EXERCISE: Which lines contain the string "ФОРСУНКИ"? Please list every one of them.

[start of INPUT DATA]

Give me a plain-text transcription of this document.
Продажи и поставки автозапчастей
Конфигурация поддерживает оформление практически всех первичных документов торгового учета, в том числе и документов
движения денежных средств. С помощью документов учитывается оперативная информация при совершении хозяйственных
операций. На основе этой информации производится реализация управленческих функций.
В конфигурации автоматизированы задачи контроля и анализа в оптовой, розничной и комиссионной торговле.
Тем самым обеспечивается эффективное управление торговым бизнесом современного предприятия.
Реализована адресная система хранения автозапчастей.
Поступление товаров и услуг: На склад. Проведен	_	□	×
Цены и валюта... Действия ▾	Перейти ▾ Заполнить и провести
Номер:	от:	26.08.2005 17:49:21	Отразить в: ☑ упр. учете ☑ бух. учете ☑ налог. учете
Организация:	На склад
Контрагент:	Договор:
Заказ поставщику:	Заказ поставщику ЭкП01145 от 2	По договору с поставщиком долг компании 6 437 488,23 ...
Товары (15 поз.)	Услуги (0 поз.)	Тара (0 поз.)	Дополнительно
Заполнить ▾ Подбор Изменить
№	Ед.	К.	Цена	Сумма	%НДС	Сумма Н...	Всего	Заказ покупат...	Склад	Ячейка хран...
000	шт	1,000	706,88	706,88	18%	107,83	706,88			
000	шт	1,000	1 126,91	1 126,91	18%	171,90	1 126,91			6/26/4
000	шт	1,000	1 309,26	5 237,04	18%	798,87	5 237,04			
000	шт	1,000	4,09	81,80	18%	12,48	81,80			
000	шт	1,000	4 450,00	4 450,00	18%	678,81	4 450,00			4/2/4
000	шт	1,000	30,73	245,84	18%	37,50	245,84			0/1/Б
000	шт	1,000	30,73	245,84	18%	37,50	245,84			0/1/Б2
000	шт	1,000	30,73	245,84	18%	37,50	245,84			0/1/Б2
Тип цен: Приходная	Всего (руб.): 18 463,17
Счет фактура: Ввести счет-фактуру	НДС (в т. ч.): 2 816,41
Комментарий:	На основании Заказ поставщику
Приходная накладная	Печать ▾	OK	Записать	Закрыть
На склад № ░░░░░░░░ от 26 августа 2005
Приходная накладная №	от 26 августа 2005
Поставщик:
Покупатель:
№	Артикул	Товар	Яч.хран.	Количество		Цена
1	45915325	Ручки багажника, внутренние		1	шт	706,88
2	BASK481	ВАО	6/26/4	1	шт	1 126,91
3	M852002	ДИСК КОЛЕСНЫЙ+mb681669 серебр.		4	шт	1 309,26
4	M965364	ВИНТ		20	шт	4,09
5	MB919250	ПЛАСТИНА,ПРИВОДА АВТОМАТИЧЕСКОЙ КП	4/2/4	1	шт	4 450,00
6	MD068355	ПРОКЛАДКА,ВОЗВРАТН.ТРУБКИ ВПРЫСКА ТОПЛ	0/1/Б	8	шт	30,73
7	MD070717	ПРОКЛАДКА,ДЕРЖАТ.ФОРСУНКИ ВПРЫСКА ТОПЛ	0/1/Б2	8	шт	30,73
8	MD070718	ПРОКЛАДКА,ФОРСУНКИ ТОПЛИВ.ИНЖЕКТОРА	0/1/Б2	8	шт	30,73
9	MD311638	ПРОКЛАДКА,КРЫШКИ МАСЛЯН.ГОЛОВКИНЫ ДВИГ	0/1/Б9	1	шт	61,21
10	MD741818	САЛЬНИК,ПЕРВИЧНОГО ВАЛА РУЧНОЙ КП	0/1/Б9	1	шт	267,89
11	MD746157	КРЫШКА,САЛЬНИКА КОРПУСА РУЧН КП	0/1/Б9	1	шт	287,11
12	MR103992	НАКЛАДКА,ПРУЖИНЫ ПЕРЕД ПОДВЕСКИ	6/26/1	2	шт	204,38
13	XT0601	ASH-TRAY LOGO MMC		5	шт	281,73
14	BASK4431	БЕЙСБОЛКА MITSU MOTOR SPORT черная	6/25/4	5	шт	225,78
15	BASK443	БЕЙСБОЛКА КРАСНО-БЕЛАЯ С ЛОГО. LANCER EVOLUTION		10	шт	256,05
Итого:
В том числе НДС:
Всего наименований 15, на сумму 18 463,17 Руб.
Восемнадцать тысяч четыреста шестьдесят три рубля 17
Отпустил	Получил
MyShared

[end of INPUT DATA]

FULL OUTPUT:
7	MD070717	ПРОКЛАДКА,ДЕРЖАТ.ФОРСУНКИ ВПРЫСКА ТОПЛ	0/1/Б2	8	шт	30,73
8	MD070718	ПРОКЛАДКА,ФОРСУНКИ ТОПЛИВ.ИНЖЕКТОРА	0/1/Б2	8	шт	30,73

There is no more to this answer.